━━ Records for the task ━━

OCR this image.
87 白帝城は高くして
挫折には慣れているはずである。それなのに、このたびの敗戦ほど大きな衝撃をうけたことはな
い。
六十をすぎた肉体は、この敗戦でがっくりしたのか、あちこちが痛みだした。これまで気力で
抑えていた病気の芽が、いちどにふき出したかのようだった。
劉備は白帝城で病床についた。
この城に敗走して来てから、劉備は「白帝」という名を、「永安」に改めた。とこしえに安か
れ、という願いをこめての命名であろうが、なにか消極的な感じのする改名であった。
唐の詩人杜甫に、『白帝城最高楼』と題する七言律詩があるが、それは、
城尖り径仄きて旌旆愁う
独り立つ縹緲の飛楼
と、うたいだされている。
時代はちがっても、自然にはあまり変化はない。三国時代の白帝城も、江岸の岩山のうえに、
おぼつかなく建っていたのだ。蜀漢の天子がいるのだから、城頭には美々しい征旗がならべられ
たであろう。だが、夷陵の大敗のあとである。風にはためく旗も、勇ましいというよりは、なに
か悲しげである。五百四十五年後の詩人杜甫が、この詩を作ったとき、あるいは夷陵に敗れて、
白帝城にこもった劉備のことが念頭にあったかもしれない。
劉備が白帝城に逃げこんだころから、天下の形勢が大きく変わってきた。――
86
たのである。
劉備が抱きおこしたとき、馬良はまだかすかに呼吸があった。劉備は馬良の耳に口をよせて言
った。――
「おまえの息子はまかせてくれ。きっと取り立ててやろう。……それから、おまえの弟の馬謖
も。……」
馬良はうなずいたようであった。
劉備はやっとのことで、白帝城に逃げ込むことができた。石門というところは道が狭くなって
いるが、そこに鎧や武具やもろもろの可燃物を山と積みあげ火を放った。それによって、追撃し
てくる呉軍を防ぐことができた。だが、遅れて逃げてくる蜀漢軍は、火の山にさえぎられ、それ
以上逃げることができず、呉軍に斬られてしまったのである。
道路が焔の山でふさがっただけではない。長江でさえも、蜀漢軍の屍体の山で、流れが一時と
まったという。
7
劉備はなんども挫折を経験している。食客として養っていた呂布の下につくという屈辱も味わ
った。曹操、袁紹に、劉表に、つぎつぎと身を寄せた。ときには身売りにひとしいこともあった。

━━━

#### Exercise:
Return the entries in full, keeping every line exactly as it is.

#### Correct result:
OCR this image.
87 白帝城は高くして
挫折には慣れているはずである。それなのに、このたびの敗戦ほど大きな衝撃をうけたことはな
い。
六十をすぎた肉体は、この敗戦でがっくりしたのか、あちこちが痛みだした。これまで気力で
抑えていた病気の芽が、いちどにふき出したかのようだった。
劉備は白帝城で病床についた。
この城に敗走して来てから、劉備は「白帝」という名を、「永安」に改めた。とこしえに安か
れ、という願いをこめての命名であろうが、なにか消極的な感じのする改名であった。
唐の詩人杜甫に、『白帝城最高楼』と題する七言律詩があるが、それは、
城尖り径仄きて旌旆愁う
独り立つ縹緲の飛楼
と、うたいだされている。
時代はちがっても、自然にはあまり変化はない。三国時代の白帝城も、江岸の岩山のうえに、
おぼつかなく建っていたのだ。蜀漢の天子がいるのだから、城頭には美々しい征旗がならべられ
たであろう。だが、夷陵の大敗のあとである。風にはためく旗も、勇ましいというよりは、なに
か悲しげである。五百四十五年後の詩人杜甫が、この詩を作ったとき、あるいは夷陵に敗れて、
白帝城にこもった劉備のことが念頭にあったかもしれない。
劉備が白帝城に逃げこんだころから、天下の形勢が大きく変わってきた。――
86
たのである。
劉備が抱きおこしたとき、馬良はまだかすかに呼吸があった。劉備は馬良の耳に口をよせて言
った。――
「おまえの息子はまかせてくれ。きっと取り立ててやろう。……それから、おまえの弟の馬謖
も。……」
馬良はうなずいたようであった。
劉備はやっとのことで、白帝城に逃げ込むことができた。石門というところは道が狭くなって
いるが、そこに鎧や武具やもろもろの可燃物を山と積みあげ火を放った。それによって、追撃し
てくる呉軍を防ぐことができた。だが、遅れて逃げてくる蜀漢軍は、火の山にさえぎられ、それ
以上逃げることができず、呉軍に斬られてしまったのである。
道路が焔の山でふさがっただけではない。長江でさえも、蜀漢軍の屍体の山で、流れが一時と
まったという。
7
劉備はなんども挫折を経験している。食客として養っていた呂布の下につくという屈辱も味わ
った。曹操、袁紹に、劉表に、つぎつぎと身を寄せた。ときには身売りにひとしいこともあった。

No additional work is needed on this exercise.